> [GIVEN RECORDS]:

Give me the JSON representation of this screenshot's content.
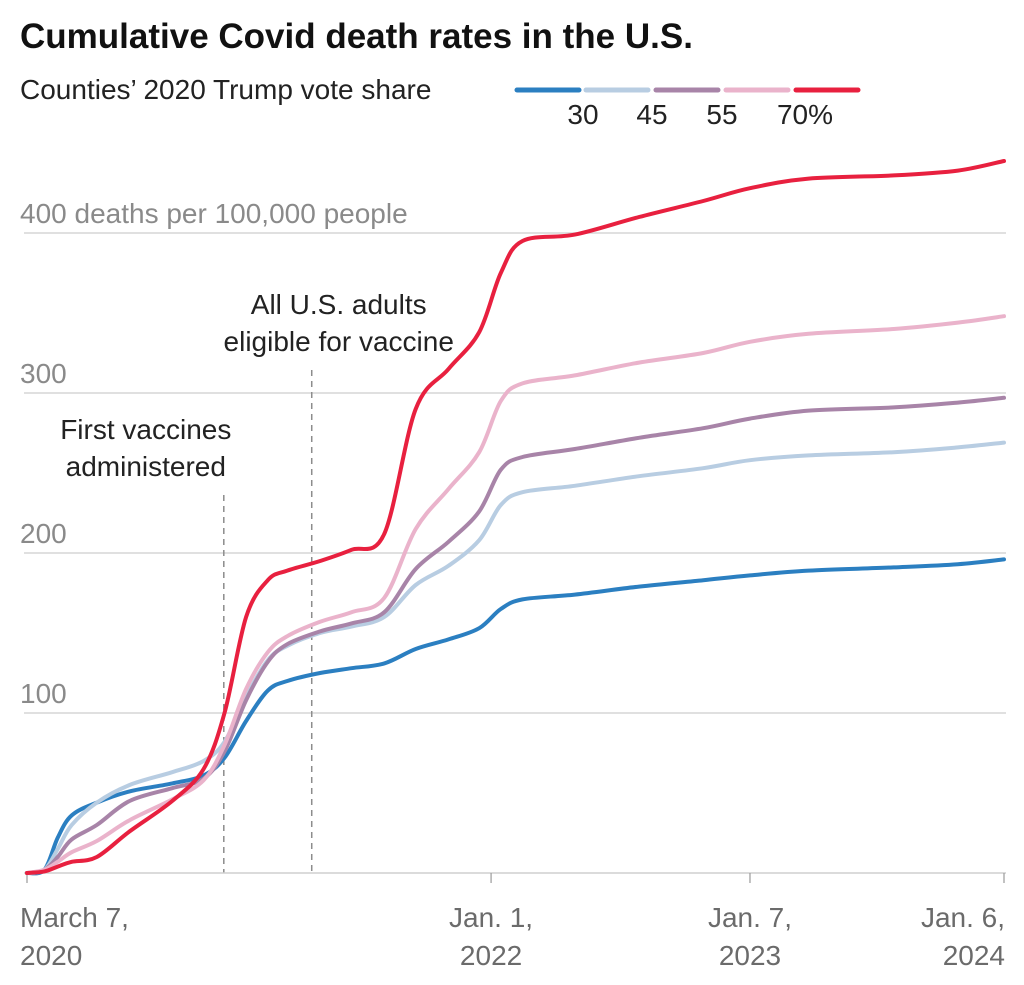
{
  "chart_data": {
    "type": "line",
    "title": "Cumulative Covid death rates in the U.S.",
    "subtitle": "Counties’ 2020 Trump vote share",
    "ylabel": "400 deaths per 100,000 people",
    "ylim": [
      0,
      445
    ],
    "yticks": [
      {
        "value": 100,
        "label": "100"
      },
      {
        "value": 200,
        "label": "200"
      },
      {
        "value": 300,
        "label": "300"
      },
      {
        "value": 400,
        "label": "400 deaths per 100,000 people"
      }
    ],
    "xlim": [
      "2020-03-07",
      "2024-01-06"
    ],
    "xticks": [
      {
        "date": "2020-03-07",
        "line1": "March 7,",
        "line2": "2020",
        "anchor": "start"
      },
      {
        "date": "2022-01-01",
        "line1": "Jan. 1,",
        "line2": "2022",
        "anchor": "middle"
      },
      {
        "date": "2023-01-07",
        "line1": "Jan. 7,",
        "line2": "2023",
        "anchor": "middle"
      },
      {
        "date": "2024-01-06",
        "line1": "Jan. 6,",
        "line2": "2024",
        "anchor": "end"
      }
    ],
    "legend": {
      "placement": "top-right",
      "labels": [
        "30",
        "45",
        "55",
        "70%"
      ]
    },
    "annotations": [
      {
        "date": "2020-12-14",
        "lines": [
          "First vaccines",
          "administered"
        ]
      },
      {
        "date": "2021-04-19",
        "lines": [
          "All U.S. adults",
          "eligible for vaccine"
        ]
      }
    ],
    "series": [
      {
        "name": "30",
        "color": "#2b7fc1",
        "points": [
          [
            "2020-03-07",
            0
          ],
          [
            "2020-04-01",
            2
          ],
          [
            "2020-04-20",
            22
          ],
          [
            "2020-05-10",
            36
          ],
          [
            "2020-06-15",
            44
          ],
          [
            "2020-08-01",
            51
          ],
          [
            "2020-10-01",
            56
          ],
          [
            "2020-11-15",
            61
          ],
          [
            "2020-12-15",
            72
          ],
          [
            "2021-01-15",
            95
          ],
          [
            "2021-02-15",
            114
          ],
          [
            "2021-03-15",
            120
          ],
          [
            "2021-05-01",
            125
          ],
          [
            "2021-06-15",
            128
          ],
          [
            "2021-08-01",
            131
          ],
          [
            "2021-09-15",
            140
          ],
          [
            "2021-11-01",
            146
          ],
          [
            "2021-12-15",
            153
          ],
          [
            "2022-01-15",
            165
          ],
          [
            "2022-02-15",
            171
          ],
          [
            "2022-05-01",
            174
          ],
          [
            "2022-08-01",
            179
          ],
          [
            "2022-11-01",
            183
          ],
          [
            "2023-01-07",
            186
          ],
          [
            "2023-04-01",
            189
          ],
          [
            "2023-08-01",
            191
          ],
          [
            "2023-11-01",
            193
          ],
          [
            "2024-01-06",
            196
          ]
        ]
      },
      {
        "name": "45",
        "color": "#b8cde2",
        "points": [
          [
            "2020-03-07",
            0
          ],
          [
            "2020-04-01",
            2
          ],
          [
            "2020-04-20",
            15
          ],
          [
            "2020-05-10",
            30
          ],
          [
            "2020-06-15",
            44
          ],
          [
            "2020-08-01",
            55
          ],
          [
            "2020-10-01",
            63
          ],
          [
            "2020-11-15",
            70
          ],
          [
            "2020-12-15",
            82
          ],
          [
            "2021-01-15",
            110
          ],
          [
            "2021-02-15",
            133
          ],
          [
            "2021-03-15",
            142
          ],
          [
            "2021-05-01",
            150
          ],
          [
            "2021-06-15",
            154
          ],
          [
            "2021-08-01",
            160
          ],
          [
            "2021-09-15",
            180
          ],
          [
            "2021-11-01",
            192
          ],
          [
            "2021-12-15",
            208
          ],
          [
            "2022-01-15",
            230
          ],
          [
            "2022-02-15",
            238
          ],
          [
            "2022-05-01",
            242
          ],
          [
            "2022-08-01",
            248
          ],
          [
            "2022-11-01",
            253
          ],
          [
            "2023-01-07",
            258
          ],
          [
            "2023-04-01",
            261
          ],
          [
            "2023-08-01",
            263
          ],
          [
            "2023-11-01",
            266
          ],
          [
            "2024-01-06",
            269
          ]
        ]
      },
      {
        "name": "55",
        "color": "#a884a8",
        "points": [
          [
            "2020-03-07",
            0
          ],
          [
            "2020-04-01",
            2
          ],
          [
            "2020-04-20",
            10
          ],
          [
            "2020-05-10",
            21
          ],
          [
            "2020-06-15",
            30
          ],
          [
            "2020-08-01",
            45
          ],
          [
            "2020-10-01",
            53
          ],
          [
            "2020-11-15",
            59
          ],
          [
            "2020-12-15",
            76
          ],
          [
            "2021-01-15",
            108
          ],
          [
            "2021-02-15",
            132
          ],
          [
            "2021-03-15",
            143
          ],
          [
            "2021-05-01",
            151
          ],
          [
            "2021-06-15",
            156
          ],
          [
            "2021-08-01",
            163
          ],
          [
            "2021-09-15",
            190
          ],
          [
            "2021-11-01",
            207
          ],
          [
            "2021-12-15",
            226
          ],
          [
            "2022-01-15",
            252
          ],
          [
            "2022-02-15",
            260
          ],
          [
            "2022-05-01",
            265
          ],
          [
            "2022-08-01",
            272
          ],
          [
            "2022-11-01",
            278
          ],
          [
            "2023-01-07",
            284
          ],
          [
            "2023-04-01",
            289
          ],
          [
            "2023-08-01",
            291
          ],
          [
            "2023-11-01",
            294
          ],
          [
            "2024-01-06",
            297
          ]
        ]
      },
      {
        "name": "70%",
        "color": "#eab3cb",
        "points": [
          [
            "2020-03-07",
            0
          ],
          [
            "2020-04-01",
            2
          ],
          [
            "2020-04-20",
            7
          ],
          [
            "2020-05-10",
            13
          ],
          [
            "2020-06-15",
            20
          ],
          [
            "2020-08-01",
            33
          ],
          [
            "2020-10-01",
            46
          ],
          [
            "2020-11-15",
            58
          ],
          [
            "2020-12-15",
            80
          ],
          [
            "2021-01-15",
            115
          ],
          [
            "2021-02-15",
            138
          ],
          [
            "2021-03-15",
            148
          ],
          [
            "2021-05-01",
            157
          ],
          [
            "2021-06-15",
            163
          ],
          [
            "2021-08-01",
            172
          ],
          [
            "2021-09-15",
            215
          ],
          [
            "2021-11-01",
            240
          ],
          [
            "2021-12-15",
            263
          ],
          [
            "2022-01-15",
            295
          ],
          [
            "2022-02-15",
            306
          ],
          [
            "2022-05-01",
            311
          ],
          [
            "2022-08-01",
            319
          ],
          [
            "2022-11-01",
            325
          ],
          [
            "2023-01-07",
            332
          ],
          [
            "2023-04-01",
            337
          ],
          [
            "2023-08-01",
            340
          ],
          [
            "2023-11-01",
            344
          ],
          [
            "2024-01-06",
            348
          ]
        ]
      },
      {
        "name": "",
        "color": "#e8203f",
        "points": [
          [
            "2020-03-07",
            0
          ],
          [
            "2020-04-01",
            1
          ],
          [
            "2020-04-20",
            4
          ],
          [
            "2020-05-10",
            7
          ],
          [
            "2020-06-15",
            10
          ],
          [
            "2020-08-01",
            26
          ],
          [
            "2020-10-01",
            45
          ],
          [
            "2020-11-15",
            65
          ],
          [
            "2020-12-15",
            100
          ],
          [
            "2021-01-15",
            160
          ],
          [
            "2021-02-15",
            183
          ],
          [
            "2021-03-15",
            189
          ],
          [
            "2021-05-01",
            195
          ],
          [
            "2021-06-15",
            202
          ],
          [
            "2021-08-01",
            212
          ],
          [
            "2021-09-15",
            290
          ],
          [
            "2021-11-01",
            315
          ],
          [
            "2021-12-15",
            338
          ],
          [
            "2022-01-15",
            375
          ],
          [
            "2022-02-15",
            395
          ],
          [
            "2022-05-01",
            399
          ],
          [
            "2022-08-01",
            410
          ],
          [
            "2022-11-01",
            420
          ],
          [
            "2023-01-07",
            428
          ],
          [
            "2023-04-01",
            434
          ],
          [
            "2023-08-01",
            436
          ],
          [
            "2023-11-01",
            439
          ],
          [
            "2024-01-06",
            445
          ]
        ]
      }
    ]
  }
}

> [TASK BRIEF]: Each line that holds the string "people" counts once; give the total and nothing else.

> [RESPONSE TO THE TASK]: 2